Text section:
------------------------------------
BREAKING: IRCC Claims Only 1% of Citizenship by Descent Applicants Impacted, in First Official Statement on Certificate Surrenders

]For thousands of families who spent months, and in many cases years, piecing together century-old birth records, church registries, and immigration files to prove their Canadian lineage, the last few weeks have been a rollercoaster of hope, confusion, and anxiety. After a wave of surrender letters shook confidence in Canada’s newly expanded citizenship by descent program, Immigration, Refugees and Citizenship Canada (IRCC) has finally broken its silence with a formal statement. The number at the centre of it, just one per cent, is already reshaping the national conversation around Bill C-3 and the future of citizenship by descent applications.
Table of Contents
- What Happened: A Quick Recap of the Certificate Surrender Controversy
- IRCC’s First Official Statement, Explained
- The Numbers Behind the “1%” Claim
- Why Some Certificates Were Flagged in the First Place
- What Happens to the Remaining Cases
- The Legal Questions IRCC’s Statement Doesn’t Fully Answer
- How This Affects New and Pending Citizenship by Descent Applications
- What Applicants Should Do Right Now
- How Prestige Law Can Help You Navigate This Process
- Frequently Asked Questions (Most Searched)
------------------------------------
[Element location data]
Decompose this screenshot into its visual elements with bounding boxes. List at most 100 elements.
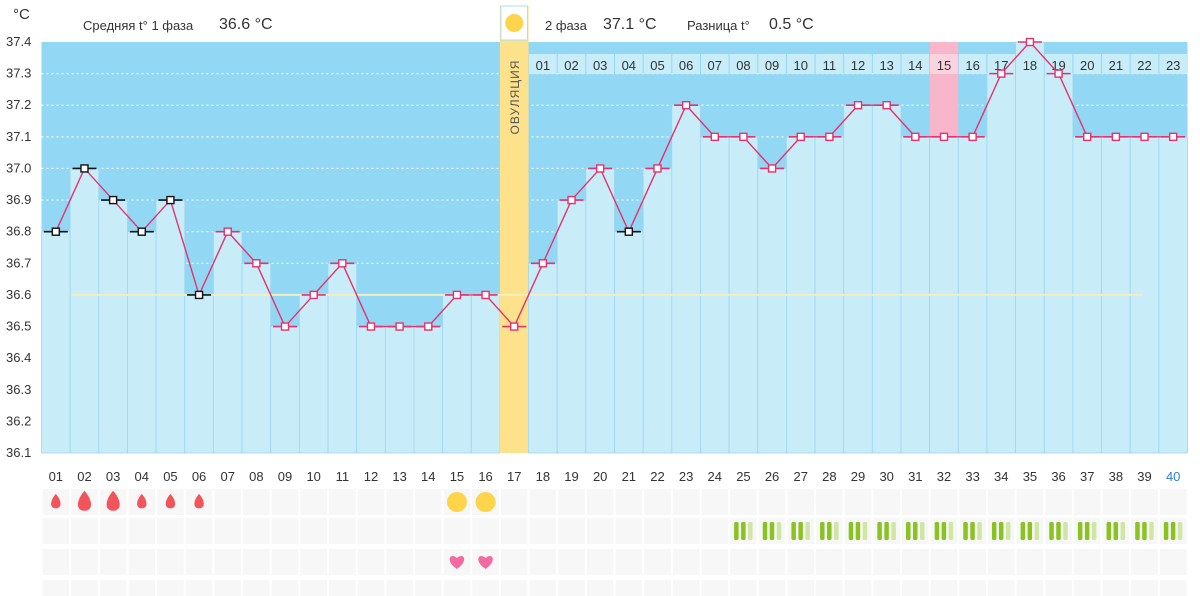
temperature-point — [108, 195, 118, 205]
discharge-bar-icon — [827, 522, 832, 540]
phase2-number-cell — [786, 54, 815, 74]
symptom-cell — [157, 580, 184, 596]
symptom-cell — [615, 580, 643, 596]
x-tick-label: 13 — [392, 469, 406, 484]
y-tick-label: 36.9 — [6, 192, 31, 207]
x-tick-label: 37 — [1080, 469, 1094, 484]
temperature-point — [767, 164, 777, 173]
symptom-cell — [357, 549, 385, 575]
phase2-day-number: 07 — [708, 58, 722, 73]
symptom-cell — [730, 580, 757, 596]
symptom-cell — [902, 489, 929, 515]
symptom-cell — [1102, 489, 1130, 515]
symptom-cell — [758, 549, 786, 575]
x-tick-label: 39 — [1137, 469, 1151, 484]
symptom-cell — [615, 518, 643, 544]
discharge-bar-icon — [1149, 522, 1154, 540]
phase2-day-number: 15 — [937, 58, 951, 73]
temperature-point — [595, 164, 605, 173]
symptom-cell — [529, 489, 557, 515]
phase1-average-label: Средняя t° 1 фаза — [83, 18, 194, 33]
symptom-cell — [816, 549, 843, 575]
temperature-bar — [614, 231, 644, 454]
symptom-cell — [71, 549, 98, 575]
symptom-cell — [500, 489, 528, 515]
phase2-day-number: 05 — [650, 58, 664, 73]
symptom-cell — [357, 489, 385, 515]
phase2-day-number: 08 — [736, 58, 750, 73]
phase2-day-number: 10 — [793, 58, 807, 73]
discharge-bar-icon — [798, 522, 803, 540]
phase2-number-cell — [872, 54, 901, 74]
x-tick-label: 01 — [49, 469, 63, 484]
temperature-bar — [871, 104, 902, 454]
symptom-cell — [214, 549, 242, 575]
discharge-bar-icon — [1063, 522, 1068, 540]
phase2-number-cell — [557, 54, 586, 74]
symptom-cell — [443, 518, 471, 544]
symptom-cell — [787, 549, 815, 575]
symptom-cell — [414, 580, 442, 596]
symptom-cell — [930, 549, 958, 575]
phase2-day-number: 16 — [965, 58, 979, 73]
x-tick-label: 22 — [650, 469, 664, 484]
temperature-point — [452, 290, 462, 300]
y-tick-label: 37.3 — [6, 66, 31, 81]
phase2-average-label: 2 фаза — [545, 18, 587, 33]
symptom-cell — [271, 580, 299, 596]
symptom-cell — [529, 580, 557, 596]
ovulation-sun-icon — [505, 14, 524, 32]
x-tick-label: 20 — [593, 469, 607, 484]
temperature-bar — [442, 294, 472, 454]
symptom-cell — [586, 489, 614, 515]
symptom-cell — [672, 580, 700, 596]
symptom-cell — [243, 489, 270, 515]
symptom-cell — [758, 489, 786, 515]
x-tick-label: 28 — [822, 469, 836, 484]
discharge-bar-icon — [848, 522, 854, 540]
symptom-cell — [157, 549, 184, 575]
discharge-bar-icon — [1177, 522, 1183, 540]
temperature-point — [796, 132, 805, 142]
symptom-cell — [873, 580, 900, 596]
symptom-cell — [386, 549, 413, 575]
discharge-bar-icon — [1142, 522, 1147, 540]
symptom-cell — [99, 518, 127, 544]
temperature-bar — [1015, 41, 1045, 454]
phase2-day-number: 21 — [1109, 58, 1123, 73]
blood-drop-icon — [106, 490, 120, 511]
temperature-point — [137, 227, 146, 236]
temperature-point — [309, 290, 318, 300]
y-tick-label: 36.7 — [6, 255, 31, 270]
temperature-bar — [98, 199, 128, 454]
symptom-cell — [414, 518, 442, 544]
temperature-point — [51, 227, 61, 236]
y-tick-label: 37.4 — [6, 34, 31, 49]
symptom-cell — [300, 489, 327, 515]
phase2-day-number: 01 — [536, 58, 550, 73]
symptom-cell — [271, 489, 299, 515]
temperature-point — [1083, 132, 1092, 142]
phase2-number-cell — [1073, 54, 1102, 74]
x-tick-label: 30 — [879, 469, 893, 484]
symptom-cell — [1016, 580, 1044, 596]
temperature-point — [252, 259, 261, 268]
temperature-bar — [298, 294, 329, 454]
symptom-cell — [300, 518, 327, 544]
x-tick-label: 15 — [450, 469, 464, 484]
symptom-cell — [300, 580, 327, 596]
symptom-cell — [959, 580, 986, 596]
temperature-bar — [1158, 136, 1188, 454]
x-tick-label: 16 — [478, 469, 492, 484]
symptom-cell — [558, 489, 585, 515]
symptom-cell — [1131, 580, 1158, 596]
temperature-bar — [413, 326, 444, 454]
symptom-cell — [357, 518, 385, 544]
phase2-day-number: 13 — [879, 58, 893, 73]
symptom-cell — [386, 518, 413, 544]
x-tick-label: 18 — [536, 469, 550, 484]
temperature-bar — [585, 168, 615, 454]
y-tick-label: 37.2 — [6, 97, 31, 112]
discharge-bar-icon — [1106, 522, 1112, 540]
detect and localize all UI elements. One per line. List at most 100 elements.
------------------------------------
Exercise instructions:
**a)** Answer these questions using the IRCC article:
(i) What share of citizenship by descent applicants does IRCC say is impacted?
(ii) Which bill is named in the national conversation that the figure is reshaping?
(iii) What is the last heading listed in the table of contents?
**b)** Please return the part of the IRCC article from "BREAKING: IRCC Claims" up to and including "by descent applications.", copied word for word.
These entries come from a separate source.

Answer set:
**a)**
(i) One per cent (1%).
(ii) Bill C-3.
(iii) Frequently Asked Questions (Most Searched)

**b)**
BREAKING: IRCC Claims Only 1% of Citizenship by Descent Applicants Impacted, in First Official Statement on Certificate Surrenders

]For thousands of families who spent months, and in many cases years, piecing together century-old birth records, church registries, and immigration files to prove their Canadian lineage, the last few weeks have been a rollercoaster of hope, confusion, and anxiety. After a wave of surrender letters shook confidence in Canada’s newly expanded citizenship by descent program, Immigration, Refugees and Citizenship Canada (IRCC) has finally broken its silence with a formal statement. The number at the centre of it, just one per cent, is already reshaping the national conversation around Bill C-3 and the future of citizenship by descent applications.